### Textauszug
'''
Danke jfromdabay, genau so hats funktioniert...!!!


----------



## Zeench (21. September 2009)

Also an Alle nochmal. 
Mit Windows 7 funktioniert es wirklich nicht. Maus geht noch aber das Charging Dock bekommt man nicht in den bootloader Modus mit Win7. 
Unter Vista 32bit ging es wunderbar.


----------



## Barney Stinson (21. September 2009)

Das ist nicht richtig.
Ich hab das Firmware Update gestern mit Win7 x64 gemacht und es hat funktioniert, wie jfromdabay es beschrieben hat!


----------



## Zeench (23. September 2009)

Auch die Dockingstation?
Also bei mir ging es so überhaupt nicht, habe mich da 30min dran versucht ging nicht.
Denn für die Dockingstation hat er auch manuell den Bootloader nicht erkannt...
Unter vista gings dann in 2min...
'''
### Gesammelte Daten
'''
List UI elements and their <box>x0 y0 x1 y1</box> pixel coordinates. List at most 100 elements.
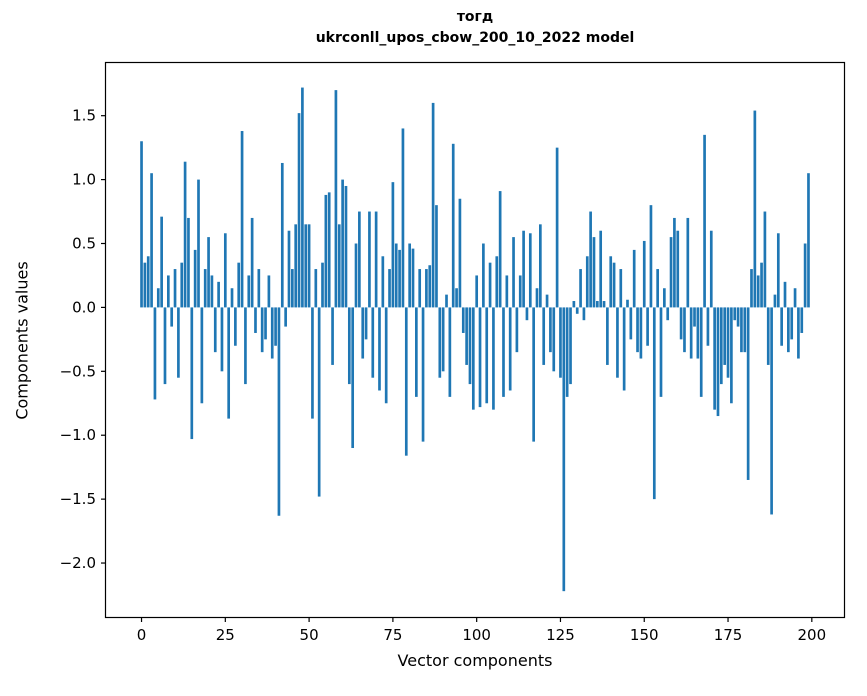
'''
### Deine Aufgabe
Setze den Forenthread zum Firmware-Update der Ladestation unter Windows 7 nach dem letzten Beitrag fort. Das Material spielt dafür keine Rolle.

### Ergebnis
----------



## GW-Player (27. September 2009)

Hat irgendwer schon positive Auswirkungen von den Firmwareupdates bemerkt?


----------



## Barney Stinson (18. November 2009)

Ich hab eben gerade das neuste Update gemacht, mir kommt es vor, als wenn die Maus direkter wäre.
kann mich aber durchaus täuschen!


----------



## Ecle (19. November 2009)

Meine Razer Deathadder ist auch mal beim Firmware Update eingefroren. Ließ sich nix mehr machen. Hab zurückgeschickt und dann ne neue Revision bekommen. Damit ging dann auch das Firmware Update.


----------



## Leonelf (6. März 2011)

Zeench schrieb:


> Mit Windows 7 funktioniert es wirklich nicht. Maus geht noch aber das Charging Dock bekommt man nicht in den bootloader Modus mit Win7.



Unter Win 7 x64 muss man es bei Charging Doch wie bei der Maus machen: Beim einstecken des USB Kabels den Pairing Button drücken, dann geht's!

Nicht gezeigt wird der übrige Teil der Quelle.